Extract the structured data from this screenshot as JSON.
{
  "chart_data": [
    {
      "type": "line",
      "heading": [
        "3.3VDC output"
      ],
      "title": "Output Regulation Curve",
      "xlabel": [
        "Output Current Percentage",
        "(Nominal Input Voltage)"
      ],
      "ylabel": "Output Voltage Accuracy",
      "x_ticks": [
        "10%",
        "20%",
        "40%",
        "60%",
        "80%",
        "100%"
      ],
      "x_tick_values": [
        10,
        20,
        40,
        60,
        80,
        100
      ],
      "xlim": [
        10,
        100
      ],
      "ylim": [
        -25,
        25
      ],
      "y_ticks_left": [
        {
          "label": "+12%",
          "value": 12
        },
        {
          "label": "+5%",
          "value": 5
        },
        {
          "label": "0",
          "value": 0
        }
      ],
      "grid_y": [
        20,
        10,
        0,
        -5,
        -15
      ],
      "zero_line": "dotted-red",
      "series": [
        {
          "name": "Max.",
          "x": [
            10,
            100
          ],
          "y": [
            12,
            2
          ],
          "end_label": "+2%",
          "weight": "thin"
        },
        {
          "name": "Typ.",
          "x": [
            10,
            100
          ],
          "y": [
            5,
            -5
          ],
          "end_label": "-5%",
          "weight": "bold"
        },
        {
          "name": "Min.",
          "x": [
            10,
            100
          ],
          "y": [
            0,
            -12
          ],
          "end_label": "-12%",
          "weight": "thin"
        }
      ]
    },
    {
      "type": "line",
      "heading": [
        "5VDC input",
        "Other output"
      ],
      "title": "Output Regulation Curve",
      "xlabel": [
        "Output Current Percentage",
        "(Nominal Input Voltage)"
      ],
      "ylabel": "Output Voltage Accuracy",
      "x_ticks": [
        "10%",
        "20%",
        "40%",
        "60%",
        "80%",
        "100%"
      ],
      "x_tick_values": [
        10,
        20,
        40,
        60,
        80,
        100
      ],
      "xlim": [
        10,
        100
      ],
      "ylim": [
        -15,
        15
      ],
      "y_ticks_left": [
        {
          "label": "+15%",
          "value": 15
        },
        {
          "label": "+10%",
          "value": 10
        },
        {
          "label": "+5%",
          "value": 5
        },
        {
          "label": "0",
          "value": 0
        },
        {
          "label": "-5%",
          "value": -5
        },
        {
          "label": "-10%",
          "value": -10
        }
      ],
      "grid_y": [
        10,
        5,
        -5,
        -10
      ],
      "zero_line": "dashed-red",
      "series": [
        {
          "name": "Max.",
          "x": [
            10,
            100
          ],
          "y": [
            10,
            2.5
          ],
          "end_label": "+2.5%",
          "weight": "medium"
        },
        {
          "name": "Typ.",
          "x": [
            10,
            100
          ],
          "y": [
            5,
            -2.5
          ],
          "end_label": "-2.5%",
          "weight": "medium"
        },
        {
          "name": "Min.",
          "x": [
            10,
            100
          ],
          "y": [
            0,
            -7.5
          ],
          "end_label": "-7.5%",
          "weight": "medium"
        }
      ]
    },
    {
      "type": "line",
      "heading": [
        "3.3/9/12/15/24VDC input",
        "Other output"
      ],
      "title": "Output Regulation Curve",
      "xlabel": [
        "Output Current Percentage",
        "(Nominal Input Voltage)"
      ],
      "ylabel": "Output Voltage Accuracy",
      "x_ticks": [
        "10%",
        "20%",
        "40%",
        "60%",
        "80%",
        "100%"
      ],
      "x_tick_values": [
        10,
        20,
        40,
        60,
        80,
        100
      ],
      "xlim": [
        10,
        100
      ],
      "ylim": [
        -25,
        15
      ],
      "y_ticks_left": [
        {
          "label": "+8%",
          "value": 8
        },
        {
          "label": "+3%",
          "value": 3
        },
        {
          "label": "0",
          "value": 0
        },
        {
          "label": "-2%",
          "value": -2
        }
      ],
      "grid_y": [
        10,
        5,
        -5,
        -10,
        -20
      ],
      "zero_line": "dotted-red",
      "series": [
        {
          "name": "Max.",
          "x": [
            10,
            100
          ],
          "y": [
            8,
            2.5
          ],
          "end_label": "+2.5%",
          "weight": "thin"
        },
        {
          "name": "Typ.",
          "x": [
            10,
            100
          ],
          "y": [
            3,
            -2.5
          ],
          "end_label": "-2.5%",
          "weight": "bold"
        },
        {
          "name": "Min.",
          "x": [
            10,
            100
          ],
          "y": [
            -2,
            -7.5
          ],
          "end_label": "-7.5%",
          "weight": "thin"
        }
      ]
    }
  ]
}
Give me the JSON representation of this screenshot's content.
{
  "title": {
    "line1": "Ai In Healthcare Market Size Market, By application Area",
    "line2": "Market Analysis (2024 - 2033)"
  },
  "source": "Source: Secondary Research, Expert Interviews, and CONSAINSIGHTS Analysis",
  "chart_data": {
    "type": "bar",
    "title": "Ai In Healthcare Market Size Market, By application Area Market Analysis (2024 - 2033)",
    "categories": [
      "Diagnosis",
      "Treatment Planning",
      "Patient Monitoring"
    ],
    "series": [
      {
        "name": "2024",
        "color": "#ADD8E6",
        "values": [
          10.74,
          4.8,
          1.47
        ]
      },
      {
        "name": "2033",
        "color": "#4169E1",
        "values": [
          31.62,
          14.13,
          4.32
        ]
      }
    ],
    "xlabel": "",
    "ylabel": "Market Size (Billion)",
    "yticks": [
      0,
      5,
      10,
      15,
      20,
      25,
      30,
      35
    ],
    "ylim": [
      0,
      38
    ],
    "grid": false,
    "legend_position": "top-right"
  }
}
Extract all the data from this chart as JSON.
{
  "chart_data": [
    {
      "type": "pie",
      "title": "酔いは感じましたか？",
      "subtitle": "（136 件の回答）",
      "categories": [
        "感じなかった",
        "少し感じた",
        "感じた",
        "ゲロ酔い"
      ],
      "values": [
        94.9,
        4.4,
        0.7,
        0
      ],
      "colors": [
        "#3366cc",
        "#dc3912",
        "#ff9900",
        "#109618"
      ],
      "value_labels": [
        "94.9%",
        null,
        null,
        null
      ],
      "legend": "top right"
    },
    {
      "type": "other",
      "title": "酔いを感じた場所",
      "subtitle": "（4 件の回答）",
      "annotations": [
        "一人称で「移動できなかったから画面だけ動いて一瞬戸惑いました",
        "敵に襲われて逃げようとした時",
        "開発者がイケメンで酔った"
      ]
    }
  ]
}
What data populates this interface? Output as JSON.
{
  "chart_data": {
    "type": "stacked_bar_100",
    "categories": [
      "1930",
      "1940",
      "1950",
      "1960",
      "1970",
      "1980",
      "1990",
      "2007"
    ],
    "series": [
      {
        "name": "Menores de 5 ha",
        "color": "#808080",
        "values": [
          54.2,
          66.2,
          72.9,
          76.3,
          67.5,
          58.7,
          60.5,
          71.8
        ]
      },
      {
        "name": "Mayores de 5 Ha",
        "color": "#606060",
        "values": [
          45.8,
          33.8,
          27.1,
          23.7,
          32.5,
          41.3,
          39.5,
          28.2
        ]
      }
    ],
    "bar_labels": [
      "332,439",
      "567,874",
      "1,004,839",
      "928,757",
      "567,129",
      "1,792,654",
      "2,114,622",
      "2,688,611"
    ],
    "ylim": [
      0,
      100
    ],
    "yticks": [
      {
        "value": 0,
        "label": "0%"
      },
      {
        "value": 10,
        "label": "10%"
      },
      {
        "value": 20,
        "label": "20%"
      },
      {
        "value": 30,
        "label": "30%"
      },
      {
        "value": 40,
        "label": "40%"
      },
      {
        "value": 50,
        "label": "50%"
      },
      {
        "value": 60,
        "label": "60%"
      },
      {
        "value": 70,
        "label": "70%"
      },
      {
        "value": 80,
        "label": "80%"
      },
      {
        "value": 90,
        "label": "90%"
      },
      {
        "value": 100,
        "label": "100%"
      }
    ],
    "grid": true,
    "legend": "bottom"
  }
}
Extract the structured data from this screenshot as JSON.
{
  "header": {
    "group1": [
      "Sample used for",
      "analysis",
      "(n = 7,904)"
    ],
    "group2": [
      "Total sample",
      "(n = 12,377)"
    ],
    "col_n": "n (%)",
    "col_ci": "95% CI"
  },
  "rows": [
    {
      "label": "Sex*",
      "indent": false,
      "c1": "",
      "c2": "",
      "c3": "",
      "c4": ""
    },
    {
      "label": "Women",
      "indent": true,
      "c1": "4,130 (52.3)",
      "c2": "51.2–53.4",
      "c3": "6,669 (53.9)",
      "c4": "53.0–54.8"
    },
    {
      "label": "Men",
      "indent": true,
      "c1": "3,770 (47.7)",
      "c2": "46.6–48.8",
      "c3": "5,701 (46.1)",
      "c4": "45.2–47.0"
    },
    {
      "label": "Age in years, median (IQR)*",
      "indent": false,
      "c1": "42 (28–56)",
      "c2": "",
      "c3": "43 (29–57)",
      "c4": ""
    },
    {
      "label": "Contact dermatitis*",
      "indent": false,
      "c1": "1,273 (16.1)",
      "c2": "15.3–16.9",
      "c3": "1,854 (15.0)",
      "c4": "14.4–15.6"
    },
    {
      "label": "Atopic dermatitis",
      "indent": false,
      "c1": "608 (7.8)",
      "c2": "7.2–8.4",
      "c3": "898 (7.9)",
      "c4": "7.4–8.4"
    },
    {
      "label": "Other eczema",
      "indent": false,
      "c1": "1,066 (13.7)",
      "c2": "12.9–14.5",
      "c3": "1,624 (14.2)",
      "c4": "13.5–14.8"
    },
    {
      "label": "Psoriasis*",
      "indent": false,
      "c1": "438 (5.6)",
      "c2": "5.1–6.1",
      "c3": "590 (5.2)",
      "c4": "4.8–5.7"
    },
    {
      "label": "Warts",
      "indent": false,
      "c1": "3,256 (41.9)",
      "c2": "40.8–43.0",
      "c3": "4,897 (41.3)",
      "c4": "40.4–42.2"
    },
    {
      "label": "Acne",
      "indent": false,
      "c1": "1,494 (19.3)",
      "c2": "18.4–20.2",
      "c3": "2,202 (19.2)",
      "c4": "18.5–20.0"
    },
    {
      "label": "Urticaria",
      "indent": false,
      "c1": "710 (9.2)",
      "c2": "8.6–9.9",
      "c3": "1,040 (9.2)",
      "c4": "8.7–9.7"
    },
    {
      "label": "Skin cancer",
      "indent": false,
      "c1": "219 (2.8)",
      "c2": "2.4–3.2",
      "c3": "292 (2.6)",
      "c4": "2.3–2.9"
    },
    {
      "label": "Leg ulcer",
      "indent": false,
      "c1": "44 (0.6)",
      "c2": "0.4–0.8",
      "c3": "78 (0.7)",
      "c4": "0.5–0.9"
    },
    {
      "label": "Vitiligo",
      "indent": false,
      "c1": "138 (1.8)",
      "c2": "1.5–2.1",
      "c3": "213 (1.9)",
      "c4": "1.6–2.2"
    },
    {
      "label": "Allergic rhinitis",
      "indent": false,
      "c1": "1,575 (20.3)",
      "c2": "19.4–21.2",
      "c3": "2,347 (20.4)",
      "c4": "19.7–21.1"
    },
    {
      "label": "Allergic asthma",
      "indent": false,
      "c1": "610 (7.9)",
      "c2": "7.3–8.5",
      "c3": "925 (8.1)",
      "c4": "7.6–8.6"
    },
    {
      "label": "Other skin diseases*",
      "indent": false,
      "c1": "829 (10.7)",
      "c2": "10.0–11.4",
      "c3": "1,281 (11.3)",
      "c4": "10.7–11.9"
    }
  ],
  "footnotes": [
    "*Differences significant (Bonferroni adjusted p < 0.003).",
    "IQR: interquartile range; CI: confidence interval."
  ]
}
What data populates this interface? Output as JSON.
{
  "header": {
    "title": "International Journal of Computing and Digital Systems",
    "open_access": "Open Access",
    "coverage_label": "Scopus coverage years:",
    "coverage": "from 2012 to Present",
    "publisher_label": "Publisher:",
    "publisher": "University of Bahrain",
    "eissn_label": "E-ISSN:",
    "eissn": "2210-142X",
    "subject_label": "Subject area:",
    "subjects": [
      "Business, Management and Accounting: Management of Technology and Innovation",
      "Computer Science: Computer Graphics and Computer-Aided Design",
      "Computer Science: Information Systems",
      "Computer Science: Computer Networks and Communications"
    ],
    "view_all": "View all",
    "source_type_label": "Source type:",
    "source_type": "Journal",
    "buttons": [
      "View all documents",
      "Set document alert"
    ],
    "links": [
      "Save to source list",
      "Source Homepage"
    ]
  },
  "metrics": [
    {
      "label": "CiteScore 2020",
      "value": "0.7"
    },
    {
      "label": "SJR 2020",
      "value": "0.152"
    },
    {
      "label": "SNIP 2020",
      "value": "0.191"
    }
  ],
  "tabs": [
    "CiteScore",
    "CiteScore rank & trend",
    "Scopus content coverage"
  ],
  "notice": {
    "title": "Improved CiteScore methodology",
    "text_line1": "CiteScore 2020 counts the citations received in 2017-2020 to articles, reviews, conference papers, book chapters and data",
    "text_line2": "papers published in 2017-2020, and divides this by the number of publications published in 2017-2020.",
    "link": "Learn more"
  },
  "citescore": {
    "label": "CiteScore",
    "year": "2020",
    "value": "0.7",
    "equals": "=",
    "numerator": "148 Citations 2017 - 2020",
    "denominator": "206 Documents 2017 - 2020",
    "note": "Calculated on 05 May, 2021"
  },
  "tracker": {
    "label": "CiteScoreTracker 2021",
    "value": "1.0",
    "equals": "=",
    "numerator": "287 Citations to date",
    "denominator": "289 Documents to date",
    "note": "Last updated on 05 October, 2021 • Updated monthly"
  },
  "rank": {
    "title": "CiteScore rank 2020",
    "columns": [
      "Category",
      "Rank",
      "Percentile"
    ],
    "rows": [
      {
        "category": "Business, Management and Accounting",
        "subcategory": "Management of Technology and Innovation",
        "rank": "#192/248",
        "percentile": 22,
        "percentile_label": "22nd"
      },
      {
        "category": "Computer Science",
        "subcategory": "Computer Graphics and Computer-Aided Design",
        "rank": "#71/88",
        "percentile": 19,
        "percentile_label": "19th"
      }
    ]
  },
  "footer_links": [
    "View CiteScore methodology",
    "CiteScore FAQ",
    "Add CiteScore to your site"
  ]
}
::::::::::
**Exercise details:**
Which lines hold the word "dermatitis"? Copy each of them from the records.

**Problem solution:**
      "label": "Contact dermatitis*",
      "label": "Atopic dermatitis",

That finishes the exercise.